> _Stored records_:
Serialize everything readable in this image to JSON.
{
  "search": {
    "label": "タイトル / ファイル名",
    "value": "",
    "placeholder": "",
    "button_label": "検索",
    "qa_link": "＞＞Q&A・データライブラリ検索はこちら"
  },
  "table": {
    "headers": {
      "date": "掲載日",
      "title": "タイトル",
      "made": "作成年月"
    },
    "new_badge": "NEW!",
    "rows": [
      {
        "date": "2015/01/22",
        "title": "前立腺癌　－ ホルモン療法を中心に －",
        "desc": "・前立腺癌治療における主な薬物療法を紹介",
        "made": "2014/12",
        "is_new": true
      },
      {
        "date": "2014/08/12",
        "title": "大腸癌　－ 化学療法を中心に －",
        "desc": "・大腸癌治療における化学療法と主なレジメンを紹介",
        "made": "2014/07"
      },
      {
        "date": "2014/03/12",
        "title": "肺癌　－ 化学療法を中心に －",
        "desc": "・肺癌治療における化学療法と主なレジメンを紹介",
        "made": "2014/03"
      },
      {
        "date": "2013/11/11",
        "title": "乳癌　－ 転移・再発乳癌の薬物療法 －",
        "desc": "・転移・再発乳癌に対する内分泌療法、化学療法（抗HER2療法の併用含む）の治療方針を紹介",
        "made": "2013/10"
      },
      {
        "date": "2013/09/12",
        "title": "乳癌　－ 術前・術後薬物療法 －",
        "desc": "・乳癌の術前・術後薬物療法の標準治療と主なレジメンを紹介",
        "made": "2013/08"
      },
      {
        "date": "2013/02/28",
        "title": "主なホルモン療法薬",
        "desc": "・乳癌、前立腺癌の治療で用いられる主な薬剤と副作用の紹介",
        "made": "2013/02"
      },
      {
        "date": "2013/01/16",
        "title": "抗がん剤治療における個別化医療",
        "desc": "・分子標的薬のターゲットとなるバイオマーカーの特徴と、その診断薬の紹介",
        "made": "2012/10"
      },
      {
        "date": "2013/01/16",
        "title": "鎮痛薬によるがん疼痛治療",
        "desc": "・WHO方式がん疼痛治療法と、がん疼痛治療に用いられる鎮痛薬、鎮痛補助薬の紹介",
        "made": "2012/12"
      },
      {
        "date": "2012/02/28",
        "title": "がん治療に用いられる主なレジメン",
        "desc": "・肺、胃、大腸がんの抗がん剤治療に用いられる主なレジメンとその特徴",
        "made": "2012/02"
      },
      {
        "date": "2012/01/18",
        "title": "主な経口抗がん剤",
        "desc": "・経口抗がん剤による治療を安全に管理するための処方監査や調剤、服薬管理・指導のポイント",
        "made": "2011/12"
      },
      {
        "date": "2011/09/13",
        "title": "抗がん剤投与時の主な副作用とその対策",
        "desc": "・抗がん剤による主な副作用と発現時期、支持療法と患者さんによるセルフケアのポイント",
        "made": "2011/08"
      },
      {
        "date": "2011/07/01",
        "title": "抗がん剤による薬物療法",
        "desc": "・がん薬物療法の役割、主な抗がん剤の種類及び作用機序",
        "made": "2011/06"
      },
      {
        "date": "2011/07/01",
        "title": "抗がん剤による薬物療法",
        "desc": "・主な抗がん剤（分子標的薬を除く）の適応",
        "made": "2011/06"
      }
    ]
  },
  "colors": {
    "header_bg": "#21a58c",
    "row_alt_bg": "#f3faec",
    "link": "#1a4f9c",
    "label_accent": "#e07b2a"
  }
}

> _Short problem_: Give the number of lines in the records that contain the string "化学療法を中心に", and nothing besides.

> _Exercise solution_: 2